Exercise material START

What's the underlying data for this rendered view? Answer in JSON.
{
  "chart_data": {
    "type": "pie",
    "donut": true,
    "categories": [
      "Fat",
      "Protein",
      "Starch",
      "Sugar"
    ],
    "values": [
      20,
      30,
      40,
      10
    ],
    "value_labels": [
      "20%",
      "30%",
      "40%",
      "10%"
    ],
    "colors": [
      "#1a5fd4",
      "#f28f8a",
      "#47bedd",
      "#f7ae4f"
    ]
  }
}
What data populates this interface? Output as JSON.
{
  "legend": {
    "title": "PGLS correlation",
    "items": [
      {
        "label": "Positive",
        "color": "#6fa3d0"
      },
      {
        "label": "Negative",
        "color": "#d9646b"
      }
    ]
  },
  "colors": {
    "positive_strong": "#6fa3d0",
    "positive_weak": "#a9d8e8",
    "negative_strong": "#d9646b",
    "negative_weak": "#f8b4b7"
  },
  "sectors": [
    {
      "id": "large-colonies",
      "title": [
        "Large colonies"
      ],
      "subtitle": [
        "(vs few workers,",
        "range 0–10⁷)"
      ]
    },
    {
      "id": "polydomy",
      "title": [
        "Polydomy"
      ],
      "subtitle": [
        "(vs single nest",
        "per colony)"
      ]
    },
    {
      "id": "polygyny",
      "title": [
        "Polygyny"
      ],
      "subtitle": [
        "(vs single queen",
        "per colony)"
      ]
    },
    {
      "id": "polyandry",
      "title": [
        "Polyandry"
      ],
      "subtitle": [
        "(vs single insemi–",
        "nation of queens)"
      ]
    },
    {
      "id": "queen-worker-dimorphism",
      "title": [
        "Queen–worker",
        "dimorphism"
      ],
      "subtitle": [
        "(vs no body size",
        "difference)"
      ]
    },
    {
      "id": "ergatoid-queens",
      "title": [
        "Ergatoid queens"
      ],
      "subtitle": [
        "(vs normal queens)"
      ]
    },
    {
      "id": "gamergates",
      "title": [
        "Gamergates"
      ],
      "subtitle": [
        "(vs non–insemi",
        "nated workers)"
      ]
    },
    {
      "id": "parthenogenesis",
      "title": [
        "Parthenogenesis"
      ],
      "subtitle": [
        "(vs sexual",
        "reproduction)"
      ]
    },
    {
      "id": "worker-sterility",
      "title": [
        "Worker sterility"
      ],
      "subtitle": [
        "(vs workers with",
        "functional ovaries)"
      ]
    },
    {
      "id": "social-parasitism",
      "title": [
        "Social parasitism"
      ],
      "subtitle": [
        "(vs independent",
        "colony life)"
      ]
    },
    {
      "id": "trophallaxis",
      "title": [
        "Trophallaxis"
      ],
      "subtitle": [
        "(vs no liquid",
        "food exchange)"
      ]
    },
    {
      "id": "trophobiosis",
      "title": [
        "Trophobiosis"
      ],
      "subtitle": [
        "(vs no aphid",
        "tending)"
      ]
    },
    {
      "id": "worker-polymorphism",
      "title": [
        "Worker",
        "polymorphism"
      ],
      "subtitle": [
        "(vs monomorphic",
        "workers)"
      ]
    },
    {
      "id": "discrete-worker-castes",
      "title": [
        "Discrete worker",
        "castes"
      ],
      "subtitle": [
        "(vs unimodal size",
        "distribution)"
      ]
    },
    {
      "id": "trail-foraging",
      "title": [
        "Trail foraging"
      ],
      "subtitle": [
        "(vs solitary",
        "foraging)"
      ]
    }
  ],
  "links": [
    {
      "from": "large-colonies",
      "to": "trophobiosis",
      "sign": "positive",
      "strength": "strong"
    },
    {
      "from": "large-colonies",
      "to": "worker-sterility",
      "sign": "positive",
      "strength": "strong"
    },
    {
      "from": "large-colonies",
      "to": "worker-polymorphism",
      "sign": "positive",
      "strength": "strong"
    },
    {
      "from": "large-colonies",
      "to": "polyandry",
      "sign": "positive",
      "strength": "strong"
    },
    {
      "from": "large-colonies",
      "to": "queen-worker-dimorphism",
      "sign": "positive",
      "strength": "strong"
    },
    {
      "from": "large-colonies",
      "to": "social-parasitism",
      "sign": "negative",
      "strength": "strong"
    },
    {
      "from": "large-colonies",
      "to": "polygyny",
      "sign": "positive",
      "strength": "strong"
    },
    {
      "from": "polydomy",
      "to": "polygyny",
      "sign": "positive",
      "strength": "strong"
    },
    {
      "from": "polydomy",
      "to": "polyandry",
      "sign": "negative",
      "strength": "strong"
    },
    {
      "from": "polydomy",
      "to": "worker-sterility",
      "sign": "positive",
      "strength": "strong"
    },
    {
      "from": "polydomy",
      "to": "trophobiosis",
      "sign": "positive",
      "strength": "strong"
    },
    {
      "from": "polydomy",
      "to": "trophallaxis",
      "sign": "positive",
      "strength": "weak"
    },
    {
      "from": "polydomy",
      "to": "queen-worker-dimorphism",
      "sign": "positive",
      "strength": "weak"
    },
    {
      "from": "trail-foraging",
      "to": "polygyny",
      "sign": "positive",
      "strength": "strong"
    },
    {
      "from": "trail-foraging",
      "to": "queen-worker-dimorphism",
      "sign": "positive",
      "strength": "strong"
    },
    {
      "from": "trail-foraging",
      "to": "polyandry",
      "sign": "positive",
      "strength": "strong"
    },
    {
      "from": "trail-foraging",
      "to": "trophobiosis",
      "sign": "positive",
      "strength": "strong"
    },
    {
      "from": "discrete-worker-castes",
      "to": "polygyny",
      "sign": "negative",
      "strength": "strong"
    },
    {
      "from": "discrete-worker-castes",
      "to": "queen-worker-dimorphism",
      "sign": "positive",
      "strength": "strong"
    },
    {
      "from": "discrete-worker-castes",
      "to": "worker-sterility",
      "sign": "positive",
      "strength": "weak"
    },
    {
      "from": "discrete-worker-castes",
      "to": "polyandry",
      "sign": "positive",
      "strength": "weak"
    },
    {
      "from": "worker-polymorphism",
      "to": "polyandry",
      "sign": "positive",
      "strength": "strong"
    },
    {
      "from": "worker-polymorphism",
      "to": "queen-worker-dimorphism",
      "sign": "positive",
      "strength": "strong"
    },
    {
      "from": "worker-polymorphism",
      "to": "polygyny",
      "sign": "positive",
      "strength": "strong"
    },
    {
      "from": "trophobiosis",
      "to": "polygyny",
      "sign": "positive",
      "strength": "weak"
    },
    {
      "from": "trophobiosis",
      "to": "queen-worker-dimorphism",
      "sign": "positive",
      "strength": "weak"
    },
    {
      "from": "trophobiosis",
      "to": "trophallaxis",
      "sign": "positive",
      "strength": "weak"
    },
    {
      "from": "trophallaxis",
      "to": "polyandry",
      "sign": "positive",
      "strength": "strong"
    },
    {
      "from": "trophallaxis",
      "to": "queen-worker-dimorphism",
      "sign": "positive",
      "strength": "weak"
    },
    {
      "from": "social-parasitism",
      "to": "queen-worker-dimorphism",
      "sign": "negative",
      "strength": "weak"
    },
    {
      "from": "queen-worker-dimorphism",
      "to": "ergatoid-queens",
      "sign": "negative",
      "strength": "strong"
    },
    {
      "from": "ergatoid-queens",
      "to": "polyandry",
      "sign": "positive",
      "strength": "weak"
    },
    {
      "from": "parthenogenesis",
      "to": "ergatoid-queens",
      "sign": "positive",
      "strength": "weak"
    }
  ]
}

Exercise material END

*Problem statement*. Print the entries exactly.

*Result for this exercise*.
What's the underlying data for this rendered view? Answer in JSON.
{
  "chart_data": {
    "type": "pie",
    "donut": true,
    "categories": [
      "Fat",
      "Protein",
      "Starch",
      "Sugar"
    ],
    "values": [
      20,
      30,
      40,
      10
    ],
    "value_labels": [
      "20%",
      "30%",
      "40%",
      "10%"
    ],
    "colors": [
      "#1a5fd4",
      "#f28f8a",
      "#47bedd",
      "#f7ae4f"
    ]
  }
}
What data populates this interface? Output as JSON.
{
  "legend": {
    "title": "PGLS correlation",
    "items": [
      {
        "label": "Positive",
        "color": "#6fa3d0"
      },
      {
        "label": "Negative",
        "color": "#d9646b"
      }
    ]
  },
  "colors": {
    "positive_strong": "#6fa3d0",
    "positive_weak": "#a9d8e8",
    "negative_strong": "#d9646b",
    "negative_weak": "#f8b4b7"
  },
  "sectors": [
    {
      "id": "large-colonies",
      "title": [
        "Large colonies"
      ],
      "subtitle": [
        "(vs few workers,",
        "range 0–10⁷)"
      ]
    },
    {
      "id": "polydomy",
      "title": [
        "Polydomy"
      ],
      "subtitle": [
        "(vs single nest",
        "per colony)"
      ]
    },
    {
      "id": "polygyny",
      "title": [
        "Polygyny"
      ],
      "subtitle": [
        "(vs single queen",
        "per colony)"
      ]
    },
    {
      "id": "polyandry",
      "title": [
        "Polyandry"
      ],
      "subtitle": [
        "(vs single insemi–",
        "nation of queens)"
      ]
    },
    {
      "id": "queen-worker-dimorphism",
      "title": [
        "Queen–worker",
        "dimorphism"
      ],
      "subtitle": [
        "(vs no body size",
        "difference)"
      ]
    },
    {
      "id": "ergatoid-queens",
      "title": [
        "Ergatoid queens"
      ],
      "subtitle": [
        "(vs normal queens)"
      ]
    },
    {
      "id": "gamergates",
      "title": [
        "Gamergates"
      ],
      "subtitle": [
        "(vs non–insemi",
        "nated workers)"
      ]
    },
    {
      "id": "parthenogenesis",
      "title": [
        "Parthenogenesis"
      ],
      "subtitle": [
        "(vs sexual",
        "reproduction)"
      ]
    },
    {
      "id": "worker-sterility",
      "title": [
        "Worker sterility"
      ],
      "subtitle": [
        "(vs workers with",
        "functional ovaries)"
      ]
    },
    {
      "id": "social-parasitism",
      "title": [
        "Social parasitism"
      ],
      "subtitle": [
        "(vs independent",
        "colony life)"
      ]
    },
    {
      "id": "trophallaxis",
      "title": [
        "Trophallaxis"
      ],
      "subtitle": [
        "(vs no liquid",
        "food exchange)"
      ]
    },
    {
      "id": "trophobiosis",
      "title": [
        "Trophobiosis"
      ],
      "subtitle": [
        "(vs no aphid",
        "tending)"
      ]
    },
    {
      "id": "worker-polymorphism",
      "title": [
        "Worker",
        "polymorphism"
      ],
      "subtitle": [
        "(vs monomorphic",
        "workers)"
      ]
    },
    {
      "id": "discrete-worker-castes",
      "title": [
        "Discrete worker",
        "castes"
      ],
      "subtitle": [
        "(vs unimodal size",
        "distribution)"
      ]
    },
    {
      "id": "trail-foraging",
      "title": [
        "Trail foraging"
      ],
      "subtitle": [
        "(vs solitary",
        "foraging)"
      ]
    }
  ],
  "links": [
    {
      "from": "large-colonies",
      "to": "trophobiosis",
      "sign": "positive",
      "strength": "strong"
    },
    {
      "from": "large-colonies",
      "to": "worker-sterility",
      "sign": "positive",
      "strength": "strong"
    },
    {
      "from": "large-colonies",
      "to": "worker-polymorphism",
      "sign": "positive",
      "strength": "strong"
    },
    {
      "from": "large-colonies",
      "to": "polyandry",
      "sign": "positive",
      "strength": "strong"
    },
    {
      "from": "large-colonies",
      "to": "queen-worker-dimorphism",
      "sign": "positive",
      "strength": "strong"
    },
    {
      "from": "large-colonies",
      "to": "social-parasitism",
      "sign": "negative",
      "strength": "strong"
    },
    {
      "from": "large-colonies",
      "to": "polygyny",
      "sign": "positive",
      "strength": "strong"
    },
    {
      "from": "polydomy",
      "to": "polygyny",
      "sign": "positive",
      "strength": "strong"
    },
    {
      "from": "polydomy",
      "to": "polyandry",
      "sign": "negative",
      "strength": "strong"
    },
    {
      "from": "polydomy",
      "to": "worker-sterility",
      "sign": "positive",
      "strength": "strong"
    },
    {
      "from": "polydomy",
      "to": "trophobiosis",
      "sign": "positive",
      "strength": "strong"
    },
    {
      "from": "polydomy",
      "to": "trophallaxis",
      "sign": "positive",
      "strength": "weak"
    },
    {
      "from": "polydomy",
      "to": "queen-worker-dimorphism",
      "sign": "positive",
      "strength": "weak"
    },
    {
      "from": "trail-foraging",
      "to": "polygyny",
      "sign": "positive",
      "strength": "strong"
    },
    {
      "from": "trail-foraging",
      "to": "queen-worker-dimorphism",
      "sign": "positive",
      "strength": "strong"
    },
    {
      "from": "trail-foraging",
      "to": "polyandry",
      "sign": "positive",
      "strength": "strong"
    },
    {
      "from": "trail-foraging",
      "to": "trophobiosis",
      "sign": "positive",
      "strength": "strong"
    },
    {
      "from": "discrete-worker-castes",
      "to": "polygyny",
      "sign": "negative",
      "strength": "strong"
    },
    {
      "from": "discrete-worker-castes",
      "to": "queen-worker-dimorphism",
      "sign": "positive",
      "strength": "strong"
    },
    {
      "from": "discrete-worker-castes",
      "to": "worker-sterility",
      "sign": "positive",
      "strength": "weak"
    },
    {
      "from": "discrete-worker-castes",
      "to": "polyandry",
      "sign": "positive",
      "strength": "weak"
    },
    {
      "from": "worker-polymorphism",
      "to": "polyandry",
      "sign": "positive",
      "strength": "strong"
    },
    {
      "from": "worker-polymorphism",
      "to": "queen-worker-dimorphism",
      "sign": "positive",
      "strength": "strong"
    },
    {
      "from": "worker-polymorphism",
      "to": "polygyny",
      "sign": "positive",
      "strength": "strong"
    },
    {
      "from": "trophobiosis",
      "to": "polygyny",
      "sign": "positive",
      "strength": "weak"
    },
    {
      "from": "trophobiosis",
      "to": "queen-worker-dimorphism",
      "sign": "positive",
      "strength": "weak"
    },
    {
      "from": "trophobiosis",
      "to": "trophallaxis",
      "sign": "positive",
      "strength": "weak"
    },
    {
      "from": "trophallaxis",
      "to": "polyandry",
      "sign": "positive",
      "strength": "strong"
    },
    {
      "from": "trophallaxis",
      "to": "queen-worker-dimorphism",
      "sign": "positive",
      "strength": "weak"
    },
    {
      "from": "social-parasitism",
      "to": "queen-worker-dimorphism",
      "sign": "negative",
      "strength": "weak"
    },
    {
      "from": "queen-worker-dimorphism",
      "to": "ergatoid-queens",
      "sign": "negative",
      "strength": "strong"
    },
    {
      "from": "ergatoid-queens",
      "to": "polyandry",
      "sign": "positive",
      "strength": "weak"
    },
    {
      "from": "parthenogenesis",
      "to": "ergatoid-queens",
      "sign": "positive",
      "strength": "weak"
    }
  ]
}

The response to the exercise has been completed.